[Items from a data source]

===

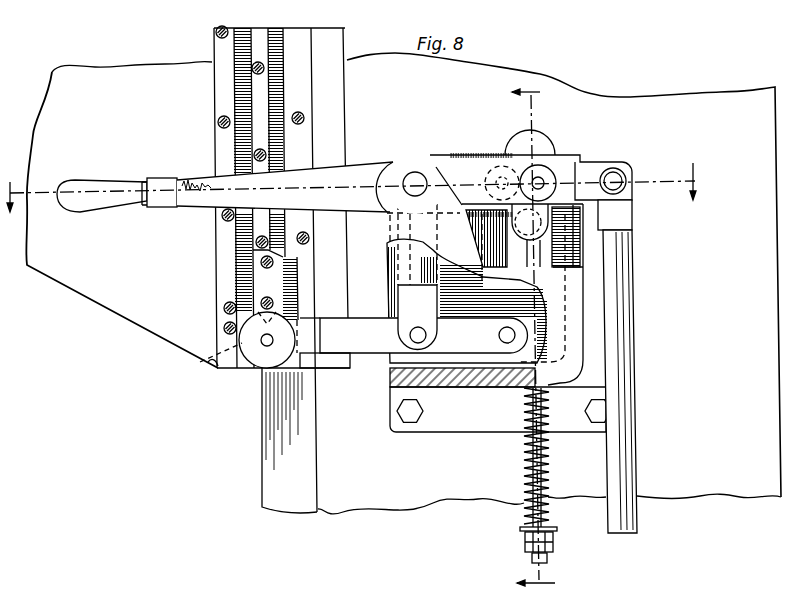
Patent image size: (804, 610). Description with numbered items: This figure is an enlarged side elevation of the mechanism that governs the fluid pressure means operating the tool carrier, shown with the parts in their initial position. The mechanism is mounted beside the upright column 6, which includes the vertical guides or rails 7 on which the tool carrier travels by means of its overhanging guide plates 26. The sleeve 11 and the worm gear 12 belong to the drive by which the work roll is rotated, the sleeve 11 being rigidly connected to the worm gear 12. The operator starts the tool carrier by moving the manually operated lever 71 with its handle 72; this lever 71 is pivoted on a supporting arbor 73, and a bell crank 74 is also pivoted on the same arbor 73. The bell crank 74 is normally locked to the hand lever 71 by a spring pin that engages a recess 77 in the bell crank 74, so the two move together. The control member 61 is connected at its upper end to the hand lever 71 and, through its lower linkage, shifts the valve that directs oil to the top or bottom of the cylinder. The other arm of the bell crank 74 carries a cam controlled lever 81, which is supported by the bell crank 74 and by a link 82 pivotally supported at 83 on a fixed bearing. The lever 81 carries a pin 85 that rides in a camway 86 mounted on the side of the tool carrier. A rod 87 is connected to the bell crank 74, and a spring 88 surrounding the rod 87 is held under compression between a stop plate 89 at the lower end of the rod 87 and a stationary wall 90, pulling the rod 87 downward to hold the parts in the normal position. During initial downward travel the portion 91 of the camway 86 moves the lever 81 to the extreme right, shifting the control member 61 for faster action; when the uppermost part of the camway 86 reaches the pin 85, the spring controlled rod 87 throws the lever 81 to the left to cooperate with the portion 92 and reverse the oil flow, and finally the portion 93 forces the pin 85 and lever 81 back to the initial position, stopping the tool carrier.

The column 6 is at (728, 487).
The vertical guides 7 is at (280, 447).
The sleeve 11 is at (524, 341).
The worm gear 12 is at (361, 200).
The guide plates 26 is at (332, 55).
The control member 61 is at (620, 487).
The lever 71 is at (353, 173).
The handle 72 is at (82, 190).
The supporting arbor 73 is at (410, 178).
The bell crank 74 is at (400, 258).
The recess 77 is at (543, 178).
The lever 81 is at (377, 352).
The link 82 is at (515, 222).
The pivot 83 is at (497, 160).
The pin 85 is at (258, 360).
The camway 86 is at (272, 148).
The rod 87 is at (545, 477).
The spring 88 is at (527, 514).
The stop plate 89 is at (555, 533).
The stationary wall 90 is at (510, 390).
The camway portion 91 is at (290, 287).
The camway portion 92 is at (243, 258).
The camway portion 93 is at (212, 360).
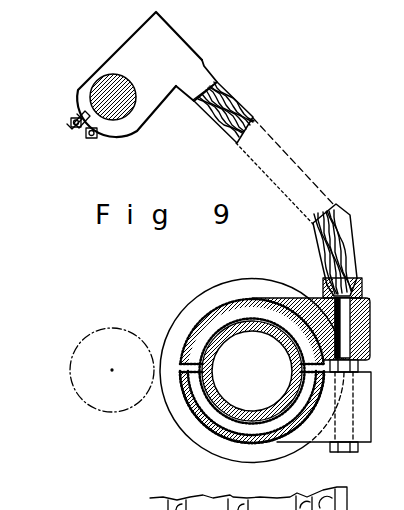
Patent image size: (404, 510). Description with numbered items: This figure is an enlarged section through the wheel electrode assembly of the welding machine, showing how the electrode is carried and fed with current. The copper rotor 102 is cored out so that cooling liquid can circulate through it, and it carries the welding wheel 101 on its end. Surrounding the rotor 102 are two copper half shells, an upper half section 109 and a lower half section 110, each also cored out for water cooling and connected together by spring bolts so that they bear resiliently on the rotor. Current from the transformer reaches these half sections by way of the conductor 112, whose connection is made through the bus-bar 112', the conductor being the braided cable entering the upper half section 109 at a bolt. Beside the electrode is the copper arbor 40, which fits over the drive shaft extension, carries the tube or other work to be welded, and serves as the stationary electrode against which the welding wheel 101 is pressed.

The copper arbor 40 is at (122, 408).
The welding wheel 101 is at (212, 288).
The copper rotor 102 is at (222, 394).
The upper half shell 109 is at (268, 299).
The lower half shell 110 is at (222, 436).
The conductor 112 is at (293, 189).
The bus-bar 112' is at (202, 231).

===

### Directions
Turn the rows above into a two-column CSV with the headers description and locations, giving one line per row. Put each row's text and its answer in a single quoted field, replace line breaks with spaces, and leave out the pictures.

### Response
description,locations
"Patent image size: (804, 610). Description with numbered items: This figure is an enlarged side elevation of the mechanism that governs the fluid pressure means operating the tool carrier, shown with the parts in their initial position. The mechanism is mounted beside the upright column 6, which includes the vertical guides or rails 7 on which the tool carrier travels by means of its overhanging guide plates 26. The sleeve 11 and the worm gear 12 belong to the drive by which the work roll is rotated, the sleeve 11 being rigidly connected to the worm gear 12. The operator starts the tool carrier by moving the manually operated lever 71 with its handle 72; this lever 71 is pivoted on a supporting arbor 73, and a bell crank 74 is also pivoted on the same arbor 73. The bell crank 74 is normally locked to the hand lever 71 by a spring pin that engages a recess 77 in the bell crank 74, so the two move together. The control member 61 is connected at its upper end to the hand lever 71 and, through its lower linkage, shifts the valve that directs oil to the top or bottom of the cylinder. The other arm of the bell crank 74 carries a cam controlled lever 81, which is supported by the bell crank 74 and by a link 82 pivotally supported at 83 on a fixed bearing. The lever 81 carries a pin 85 that rides in a camway 86 mounted on the side of the tool carrier. A rod 87 is connected to the bell crank 74, and a spring 88 surrounding the rod 87 is held under compression between a stop plate 89 at the lower end of the rod 87 and a stationary wall 90, pulling the rod 87 downward to hold the parts in the normal position. During initial downward travel the portion 91 of the camway 86 moves the lever 81 to the extreme right, shifting the control member 61 for faster action; when the uppermost part of the camway 86 reaches the pin 85, the spring controlled rod 87 throws the lever 81 to the left to cooperate with the portion 92 and reverse the oil flow, and finally the portion 93 forces the pin 85 and lever 81 back to the initial position, stopping the tool carrier.","The column 6 is at (728, 487). The vertical guides 7 is at (280, 447). The sleeve 11 is at (524, 341). The worm gear 12 is at (361, 200). The guide plates 26 is at (332, 55). The control member 61 is at (620, 487). The lever 71 is at (353, 173). The handle 72 is at (82, 190). The supporting arbor 73 is at (410, 178). The bell crank 74 is at (400, 258). The recess 77 is at (543, 178). The lever 81 is at (377, 352). The link 82 is at (515, 222). The pivot 83 is at (497, 160). The pin 85 is at (258, 360). The camway 86 is at (272, 148). The rod 87 is at (545, 477). The spring 88 is at (527, 514). The stop plate 89 is at (555, 533). The stationary wall 90 is at (510, 390). The camway portion 91 is at (290, 287). The camway portion 92 is at (243, 258). The camway portion 93 is at (212, 360)."
"Patent image size: (404, 510). Description with numbered items: This figure is an enlarged section through the wheel electrode assembly of the welding machine, showing how the electrode is carried and fed with current. The copper rotor 102 is cored out so that cooling liquid can circulate through it, and it carries the welding wheel 101 on its end. Surrounding the rotor 102 are two copper half shells, an upper half section 109 and a lower half section 110, each also cored out for water cooling and connected together by spring bolts so that they bear resiliently on the rotor. Current from the transformer reaches these half sections by way of the conductor 112, whose connection is made through the bus-bar 112', the conductor being the braided cable entering the upper half section 109 at a bolt. Beside the electrode is the copper arbor 40, which fits over the drive shaft extension, carries the tube or other work to be welded, and serves as the stationary electrode against which the welding wheel 101 is pressed.","The copper arbor 40 is at (122, 408). The welding wheel 101 is at (212, 288). The copper rotor 102 is at (222, 394). The upper half shell 109 is at (268, 299). The lower half shell 110 is at (222, 436). The conductor 112 is at (293, 189). The bus-bar 112' is at (202, 231)."